Task brief:
Exact copies of all entries are needed. Pictures are to be left out.
Supplied records Start Marker
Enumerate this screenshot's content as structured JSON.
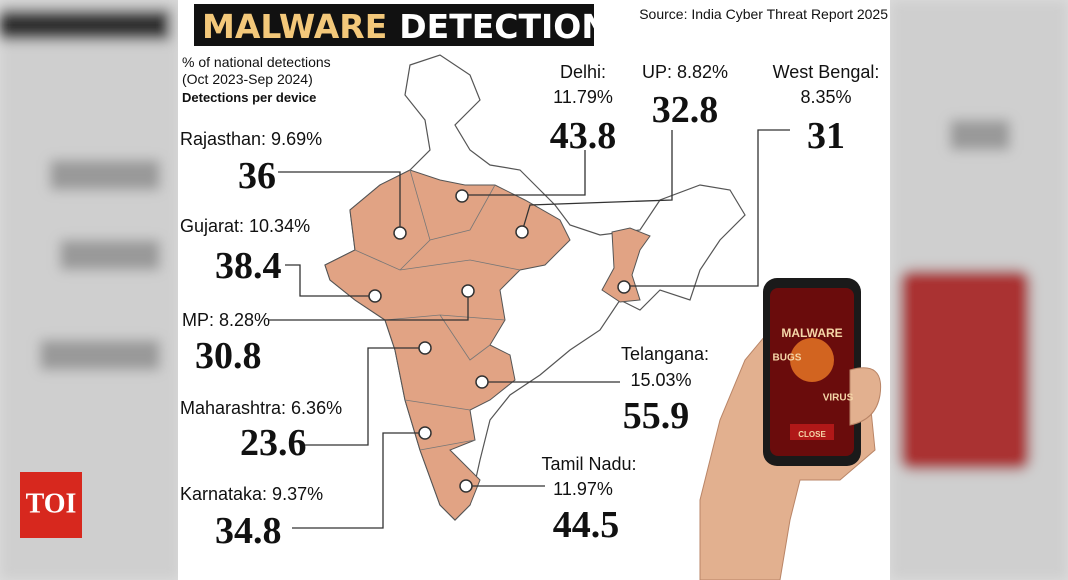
{
  "logo": "TOI",
  "header": {
    "title_part1": "MALWARE",
    "title_part2": "DETECTION",
    "source": "Source: India Cyber Threat Report 2025"
  },
  "legend": {
    "line1": "% of national detections",
    "line2": "(Oct 2023-Sep 2024)",
    "line3": "Detections per device"
  },
  "states": [
    {
      "lines": [
        "Rajasthan: 9.69%"
      ],
      "per_device": "36"
    },
    {
      "lines": [
        "Gujarat: 10.34%"
      ],
      "per_device": "38.4"
    },
    {
      "lines": [
        "MP: 8.28%"
      ],
      "per_device": "30.8"
    },
    {
      "lines": [
        "Maharashtra: 6.36%"
      ],
      "per_device": "23.6"
    },
    {
      "lines": [
        "Karnataka: 9.37%"
      ],
      "per_device": "34.8"
    },
    {
      "lines": [
        "Delhi:",
        "11.79%"
      ],
      "per_device": "43.8"
    },
    {
      "lines": [
        "UP: 8.82%"
      ],
      "per_device": "32.8"
    },
    {
      "lines": [
        "West Bengal:",
        "8.35%"
      ],
      "per_device": "31"
    },
    {
      "lines": [
        "Telangana:",
        "15.03%"
      ],
      "per_device": "55.9"
    },
    {
      "lines": [
        "Tamil Nadu:",
        "11.97%"
      ],
      "per_device": "44.5"
    }
  ],
  "phone": {
    "labels": [
      "MALWARE",
      "BUGS",
      "VIRUS",
      "CLOSE"
    ]
  }
}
Supplied records End Marker
Output of the exercise:
Enumerate this screenshot's content as structured JSON.
{
  "logo": "TOI",
  "header": {
    "title_part1": "MALWARE",
    "title_part2": "DETECTION",
    "source": "Source: India Cyber Threat Report 2025"
  },
  "legend": {
    "line1": "% of national detections",
    "line2": "(Oct 2023-Sep 2024)",
    "line3": "Detections per device"
  },
  "states": [
    {
      "lines": [
        "Rajasthan: 9.69%"
      ],
      "per_device": "36"
    },
    {
      "lines": [
        "Gujarat: 10.34%"
      ],
      "per_device": "38.4"
    },
    {
      "lines": [
        "MP: 8.28%"
      ],
      "per_device": "30.8"
    },
    {
      "lines": [
        "Maharashtra: 6.36%"
      ],
      "per_device": "23.6"
    },
    {
      "lines": [
        "Karnataka: 9.37%"
      ],
      "per_device": "34.8"
    },
    {
      "lines": [
        "Delhi:",
        "11.79%"
      ],
      "per_device": "43.8"
    },
    {
      "lines": [
        "UP: 8.82%"
      ],
      "per_device": "32.8"
    },
    {
      "lines": [
        "West Bengal:",
        "8.35%"
      ],
      "per_device": "31"
    },
    {
      "lines": [
        "Telangana:",
        "15.03%"
      ],
      "per_device": "55.9"
    },
    {
      "lines": [
        "Tamil Nadu:",
        "11.97%"
      ],
      "per_device": "44.5"
    }
  ],
  "phone": {
    "labels": [
      "MALWARE",
      "BUGS",
      "VIRUS",
      "CLOSE"
    ]
  }
}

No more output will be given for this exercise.